→ **Passage to read**:
• • •

Analyzing different forms of media, Hildebrandt of BCG, says print media has demonstrated good resilience against the decline in circulation and advertising spend that can be observed internationally. However, one can see (as much as reliable figures exist) that this resilience is also weakening in the region, with print media showing the lowest growth in the past five years. The Arab spring has also led to the growth of independent news outlets, with established government papers giving way to new titles.
Print media is growing in the Middle East on the back of Arab Spring.

Interestingly, the magazine market in the region still shows some growth in terms of the number of titles. This is especially evident in niche segments, such as women’s magazines.

On broadcast media, he says: “Traditionally, the TV landscape in the Arab world is dominated by free-to-air (FTA) satellite television. Recently, pay-TV has seen some growth; however, overall penetration remains limited. While 500-plus FTA channels are available in the region, one can still observe an increase in the number of channels. However, growth has been relatively flat in the past year. Ongoing initiatives such as the ‘peoplemeter’ (audience measurement mechanisms) in some GCC countries are perceived as enablers to further increase advertising revenue in the TV sector, which remains very low compared to mature European or US markets.

“The online and mobile space has continued to grow at a rapid pace in recent years and the uprisings across the Arab region have contributed significantly to the increased time spent online and the popularity of social networking platforms. Other segments such as mobile apps are still gaining momentum and online business models are also widely viewed with renewed confidence.

“Furthermore, governments in GCC markets have taken the lead in boosting the ICT infrastructure and are actively nurturing the growth of the digital ecosystem. However, digital advertising spend still remains fairly low across the Arab region due to the varying levels of ICT infrastructure, networked readiness, smartphone penetration and a limited talent pool (on the agencies and advertisers side),” says BCG analyst, adding that the total media advertising revenues will see a compound annual growth rate ranging between five and seven per cent until 2016.

• • •

→ **Records shown**:
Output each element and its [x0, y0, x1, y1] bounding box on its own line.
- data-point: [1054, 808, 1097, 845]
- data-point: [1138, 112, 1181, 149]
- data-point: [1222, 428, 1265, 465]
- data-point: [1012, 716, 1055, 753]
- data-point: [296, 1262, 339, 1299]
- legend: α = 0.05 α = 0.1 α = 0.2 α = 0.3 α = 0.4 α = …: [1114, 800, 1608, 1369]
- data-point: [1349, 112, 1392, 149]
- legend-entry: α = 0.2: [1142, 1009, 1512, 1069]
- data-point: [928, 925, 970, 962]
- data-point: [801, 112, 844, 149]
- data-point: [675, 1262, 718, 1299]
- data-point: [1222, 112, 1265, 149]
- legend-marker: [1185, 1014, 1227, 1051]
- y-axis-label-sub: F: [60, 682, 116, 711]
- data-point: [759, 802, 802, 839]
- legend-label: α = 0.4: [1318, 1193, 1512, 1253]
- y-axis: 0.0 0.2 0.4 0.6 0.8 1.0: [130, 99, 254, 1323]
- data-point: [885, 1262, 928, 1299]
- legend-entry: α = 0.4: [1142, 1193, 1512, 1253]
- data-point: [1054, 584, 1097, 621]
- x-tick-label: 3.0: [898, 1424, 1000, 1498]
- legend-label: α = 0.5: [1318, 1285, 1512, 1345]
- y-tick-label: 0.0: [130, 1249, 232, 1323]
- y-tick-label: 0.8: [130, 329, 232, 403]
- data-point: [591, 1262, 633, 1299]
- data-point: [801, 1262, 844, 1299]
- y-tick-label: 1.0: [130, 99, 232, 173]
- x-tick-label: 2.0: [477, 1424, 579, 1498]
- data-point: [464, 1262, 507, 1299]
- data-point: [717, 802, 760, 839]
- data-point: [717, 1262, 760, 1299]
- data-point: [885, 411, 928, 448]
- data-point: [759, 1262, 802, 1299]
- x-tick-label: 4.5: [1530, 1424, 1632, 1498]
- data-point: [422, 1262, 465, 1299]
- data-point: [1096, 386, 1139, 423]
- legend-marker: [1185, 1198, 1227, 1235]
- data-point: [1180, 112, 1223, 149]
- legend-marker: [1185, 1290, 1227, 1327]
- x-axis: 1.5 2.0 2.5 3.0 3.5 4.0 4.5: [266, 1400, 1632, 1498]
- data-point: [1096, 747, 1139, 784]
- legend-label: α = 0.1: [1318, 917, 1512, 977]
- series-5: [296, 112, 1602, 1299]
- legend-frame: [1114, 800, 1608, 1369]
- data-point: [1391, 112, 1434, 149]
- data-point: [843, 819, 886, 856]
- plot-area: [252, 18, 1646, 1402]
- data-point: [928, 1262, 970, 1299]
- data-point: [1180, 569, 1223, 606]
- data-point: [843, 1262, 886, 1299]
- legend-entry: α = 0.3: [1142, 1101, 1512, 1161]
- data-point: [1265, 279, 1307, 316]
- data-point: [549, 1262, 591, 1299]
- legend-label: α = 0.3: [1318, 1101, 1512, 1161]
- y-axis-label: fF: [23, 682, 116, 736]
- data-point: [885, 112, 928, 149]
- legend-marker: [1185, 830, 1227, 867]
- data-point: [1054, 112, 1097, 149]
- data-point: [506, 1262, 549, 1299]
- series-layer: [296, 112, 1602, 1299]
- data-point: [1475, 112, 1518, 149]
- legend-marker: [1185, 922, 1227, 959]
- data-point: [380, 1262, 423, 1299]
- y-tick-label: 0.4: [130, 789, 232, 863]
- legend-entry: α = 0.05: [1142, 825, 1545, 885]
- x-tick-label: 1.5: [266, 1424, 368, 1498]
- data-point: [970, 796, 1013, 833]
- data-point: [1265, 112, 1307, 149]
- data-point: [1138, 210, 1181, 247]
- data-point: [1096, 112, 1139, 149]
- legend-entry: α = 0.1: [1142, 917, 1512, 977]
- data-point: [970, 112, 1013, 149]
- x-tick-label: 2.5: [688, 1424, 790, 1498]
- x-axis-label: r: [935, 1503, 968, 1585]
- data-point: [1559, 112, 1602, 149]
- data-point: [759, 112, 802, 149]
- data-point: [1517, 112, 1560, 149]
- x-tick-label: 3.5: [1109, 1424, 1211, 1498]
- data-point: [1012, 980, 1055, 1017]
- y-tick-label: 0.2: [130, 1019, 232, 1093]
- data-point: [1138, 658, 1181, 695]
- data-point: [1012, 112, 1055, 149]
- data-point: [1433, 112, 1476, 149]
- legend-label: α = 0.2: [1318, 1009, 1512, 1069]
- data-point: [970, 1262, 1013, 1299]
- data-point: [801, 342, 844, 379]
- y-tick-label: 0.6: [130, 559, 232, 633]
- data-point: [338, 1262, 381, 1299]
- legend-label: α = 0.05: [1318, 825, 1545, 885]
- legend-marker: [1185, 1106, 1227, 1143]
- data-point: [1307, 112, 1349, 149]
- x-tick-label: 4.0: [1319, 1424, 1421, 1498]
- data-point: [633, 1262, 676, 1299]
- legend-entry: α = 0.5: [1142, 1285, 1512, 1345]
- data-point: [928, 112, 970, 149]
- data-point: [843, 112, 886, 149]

• • •

Write the next part of the passage on media in the Arab region, picking up after its final sentence. The material has no connection to the passage on media in the Arab region.

“While the biggest segment remains print media, one can see stagnating evolution in this area; future growth will mainly come from digital media and TV.” Indeed tough years lie ahead for print media, mainly newspapers. The media companies that only produce print editions will have to change their business model to survive in the digital age. Giving the example of Dubai-based newspapers, which traditionally have had a very strong classified segment, Bhargava of Booz & Co says that classifieds are going digital. “When you have a free ad platform such as Dubizzle, why should a small advertiser pay to post an ad in a newspaper?”

The media houses in the region realize the importance of going digital. Dubai’s Gulf News and Abu Dhabi’s The National newspapers have tablet editions and they have also integrated radio and video services. Dubai Media Incorporated’s Emirates 24|7, a business newspaper, became the first media outlet in the region to drop its print edition, going completely digital in 2010.

Hildebrandt says: “One can observe an increase of time spent online, while the time spent for TV does not decrease. Consumers’ time and money spent on media consumption are growing due in large part to the emergence of new methods of media consumption. Multi-tasking has become an established way of consuming media. As an example, consumers with home Internet access can watch TV and go online simultaneously. And then there are a growing number of hybrid media experiences, such as newspaper websites. These experiences combine activities such as watching, listening, reading, and sharing (e.g. reading an article and watching the video reportage).”

The increasing popularity of digital media has not only affected the production of content, but also the traditional revenue generation model. Hildebrandt of BCG says: “The evolution of technology will continue to shape media consumption. In the Mena region, one can observe substantial programs to increase Internet speed and penetration (e.g. GCC markets such as the UAE, Qatar) and evolution towards fiber connections at home, which will further boost online media consumption and production. The increasing penetration of smartphones and nomadic internet connectivity (such as 3G or 4G dongles) will most likely further increase the digitization of media content. The future will be multi-screen HD digital content, consumed at home or on the go.

Revenue generation models will evolve from high unit price content ownership to lower unit cost content access.”

However, one challenge before the media houses is to monetize digital platforms. Chairman and CEO of Menacom Group, Joseph Ghossoub, says: “Globally, traditional media is still finding it difficult to monetize their digital platforms. Where they used to charge consumers for the newspapers, today consumers can get the same news for free digitally.

“The media is, therefore, looking to create exclusive premium content that they could charge for, but the evolution of social media and connectivity creates a big challenge for this content to remain exclusive.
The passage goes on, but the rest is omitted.